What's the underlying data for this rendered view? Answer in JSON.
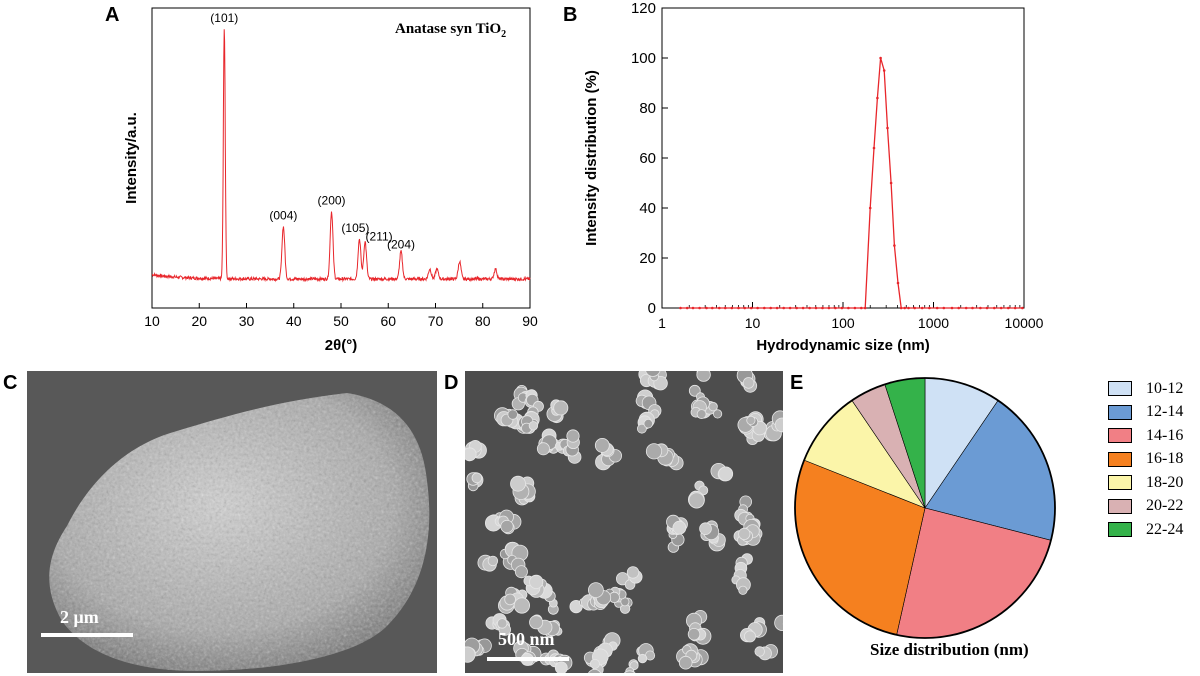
{
  "panels": {
    "a": {
      "letter": "A",
      "title": "Anatase syn TiO",
      "title_sub": "2"
    },
    "b": {
      "letter": "B"
    },
    "c": {
      "letter": "C",
      "scale_label": "2 μm"
    },
    "d": {
      "letter": "D",
      "scale_label": "500 nm"
    },
    "e": {
      "letter": "E",
      "caption": "Size distribution (nm)"
    }
  },
  "chart_data": [
    {
      "type": "line",
      "panel": "A",
      "title": "Anatase syn TiO2",
      "xlabel": "2θ(°)",
      "ylabel": "Intensity/a.u.",
      "xlim": [
        10,
        90
      ],
      "xticks": [
        "10",
        "20",
        "30",
        "40",
        "50",
        "60",
        "70",
        "80",
        "90"
      ],
      "color": "#e8262b",
      "peaks": [
        {
          "x": 25.3,
          "intensity": 1.0,
          "label": "(101)"
        },
        {
          "x": 37.8,
          "intensity": 0.21,
          "label": "(004)"
        },
        {
          "x": 48.0,
          "intensity": 0.27,
          "label": "(200)"
        },
        {
          "x": 53.9,
          "intensity": 0.16,
          "label": "(105)"
        },
        {
          "x": 55.1,
          "intensity": 0.15,
          "label": "(211)"
        },
        {
          "x": 62.7,
          "intensity": 0.11,
          "label": "(204)"
        },
        {
          "x": 68.8,
          "intensity": 0.04,
          "label": ""
        },
        {
          "x": 70.3,
          "intensity": 0.04,
          "label": ""
        },
        {
          "x": 75.1,
          "intensity": 0.07,
          "label": ""
        },
        {
          "x": 82.7,
          "intensity": 0.04,
          "label": ""
        }
      ]
    },
    {
      "type": "line",
      "panel": "B",
      "title": "",
      "xlabel": "Hydrodynamic size (nm)",
      "ylabel": "Intensity distribution (%)",
      "xscale": "log",
      "xlim": [
        1,
        10000
      ],
      "ylim": [
        0,
        120
      ],
      "xticks": [
        "1",
        "10",
        "100",
        "1000",
        "10000"
      ],
      "yticks": [
        "0",
        "20",
        "40",
        "60",
        "80",
        "100",
        "120"
      ],
      "color": "#e8262b",
      "x": [
        1.6,
        1.9,
        2.2,
        2.6,
        3.1,
        3.6,
        4.3,
        5.0,
        5.9,
        7.0,
        8.2,
        9.7,
        11.4,
        13.5,
        15.9,
        18.7,
        22.1,
        26.0,
        30.7,
        36.2,
        42.7,
        50.3,
        59.3,
        69.9,
        82.5,
        97.2,
        114.6,
        135.2,
        159.4,
        176,
        200,
        220,
        240,
        260,
        285,
        310,
        340,
        370,
        405,
        440,
        480,
        530,
        620,
        750,
        900,
        1100,
        1300,
        1600,
        1900,
        2300,
        2700,
        3300,
        3900,
        4700,
        5600,
        6700,
        8000,
        9600
      ],
      "y": [
        0,
        0,
        0,
        0,
        0,
        0,
        0,
        0,
        0,
        0,
        0,
        0,
        0,
        0,
        0,
        0,
        0,
        0,
        0,
        0,
        0,
        0,
        0,
        0,
        0,
        0,
        0,
        0,
        0,
        0,
        40,
        64,
        84,
        100,
        95,
        72,
        50,
        25,
        10,
        0,
        0,
        0,
        0,
        0,
        0,
        0,
        0,
        0,
        0,
        0,
        0,
        0,
        0,
        0,
        0,
        0,
        0,
        0
      ]
    },
    {
      "type": "pie",
      "panel": "E",
      "title": "Size distribution (nm)",
      "labels": [
        "10-12",
        "12-14",
        "14-16",
        "16-18",
        "18-20",
        "20-22",
        "22-24"
      ],
      "values": [
        9.5,
        19.5,
        24.5,
        27.5,
        9.5,
        4.5,
        5.0
      ],
      "colors": [
        "#cfe1f5",
        "#6b9bd4",
        "#f17f85",
        "#f5801f",
        "#fbf5a9",
        "#d9b1b3",
        "#34b24a"
      ]
    }
  ]
}
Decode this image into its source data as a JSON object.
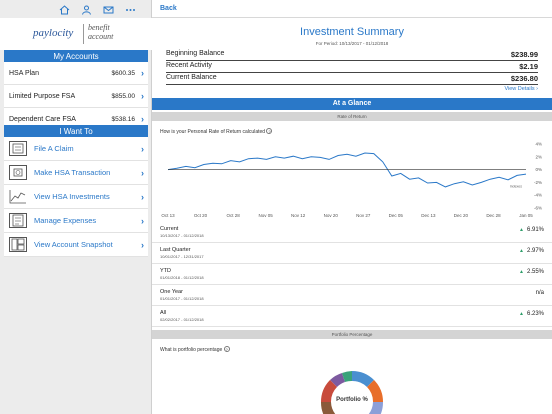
{
  "top_icons": [
    "home-icon",
    "user-icon",
    "mail-icon",
    "more-icon"
  ],
  "logo": {
    "brand": "paylocity",
    "product_line1": "benefit",
    "product_line2": "account"
  },
  "my_accounts": {
    "title": "My Accounts",
    "items": [
      {
        "name": "HSA Plan",
        "amount": "$600.35"
      },
      {
        "name": "Limited Purpose FSA",
        "amount": "$855.00"
      },
      {
        "name": "Dependent Care FSA",
        "amount": "$538.16"
      }
    ]
  },
  "i_want_to": {
    "title": "I Want To",
    "items": [
      {
        "label": "File A Claim",
        "icon": "file-claim-icon"
      },
      {
        "label": "Make HSA Transaction",
        "icon": "transaction-icon"
      },
      {
        "label": "View HSA Investments",
        "icon": "investments-icon"
      },
      {
        "label": "Manage Expenses",
        "icon": "expenses-icon"
      },
      {
        "label": "View Account Snapshot",
        "icon": "snapshot-icon"
      }
    ]
  },
  "nav": {
    "back_label": "Back"
  },
  "summary": {
    "title": "Investment Summary",
    "period": "For Period: 10/13/2017 - 01/12/2018",
    "rows": [
      {
        "label": "Beginning Balance",
        "value": "$238.99"
      },
      {
        "label": "Recent Activity",
        "value": "$2.19"
      },
      {
        "label": "Current Balance",
        "value": "$236.80"
      }
    ],
    "view_details": "View Details"
  },
  "at_a_glance": {
    "title": "At a Glance",
    "ror_header": "Rate of Return",
    "ror_question": "How is your Personal Rate of Return calculated",
    "portfolio_header": "Portfolio Percentage",
    "portfolio_question": "What is portfolio percentage",
    "portfolio_center_label": "Portfolio %"
  },
  "chart_data": {
    "type": "line",
    "x_ticks": [
      "Oct 13",
      "Oct 20",
      "Oct 28",
      "Nov 05",
      "Nov 12",
      "Nov 20",
      "Nov 27",
      "Dec 05",
      "Dec 13",
      "Dec 20",
      "Dec 28",
      "Jan 05"
    ],
    "y_ticks": [
      "4%",
      "2%",
      "0%",
      "-2%",
      "-4%",
      "-6%"
    ],
    "ylim": [
      -6,
      4
    ],
    "annotation": "Indexes",
    "series": [
      {
        "color": "#2a78c8",
        "values": [
          0,
          0.2,
          0.5,
          0.3,
          0.8,
          1.0,
          0.9,
          1.4,
          1.2,
          1.7,
          1.8,
          1.6,
          2.0,
          1.8,
          2.1,
          1.7,
          2.0,
          1.9,
          1.6,
          2.2,
          2.4,
          2.1,
          2.6,
          2.5,
          1.2,
          -1.0,
          -0.6,
          -1.5,
          -1.3,
          -2.1,
          -2.0,
          -2.7,
          -2.2,
          -1.9,
          -2.4,
          -2.0,
          -1.5,
          -1.2,
          -1.6,
          -0.9,
          -0.7
        ]
      },
      {
        "color": "#333333",
        "values": [
          0,
          0
        ]
      }
    ]
  },
  "performance": [
    {
      "label": "Current",
      "dates": "10/13/2017 - 01/12/2018",
      "value": "6.91%",
      "up": true
    },
    {
      "label": "Last Quarter",
      "dates": "10/01/2017 - 12/31/2017",
      "value": "2.97%",
      "up": true
    },
    {
      "label": "YTD",
      "dates": "01/01/2018 - 01/12/2018",
      "value": "2.55%",
      "up": true
    },
    {
      "label": "One Year",
      "dates": "01/01/2017 - 01/12/2018",
      "value": "n/a",
      "up": false
    },
    {
      "label": "All",
      "dates": "02/02/2017 - 01/12/2018",
      "value": "6.23%",
      "up": true
    }
  ],
  "colors": {
    "accent": "#2a78c8",
    "positive": "#2e9e6a"
  }
}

# # # # #

THE TASK => Extract all lines of the records above that include "xlabel".

REPLY =>
      "xlabel": "2θ(°)",
      "xlabel": "Hydrodynamic size (nm)",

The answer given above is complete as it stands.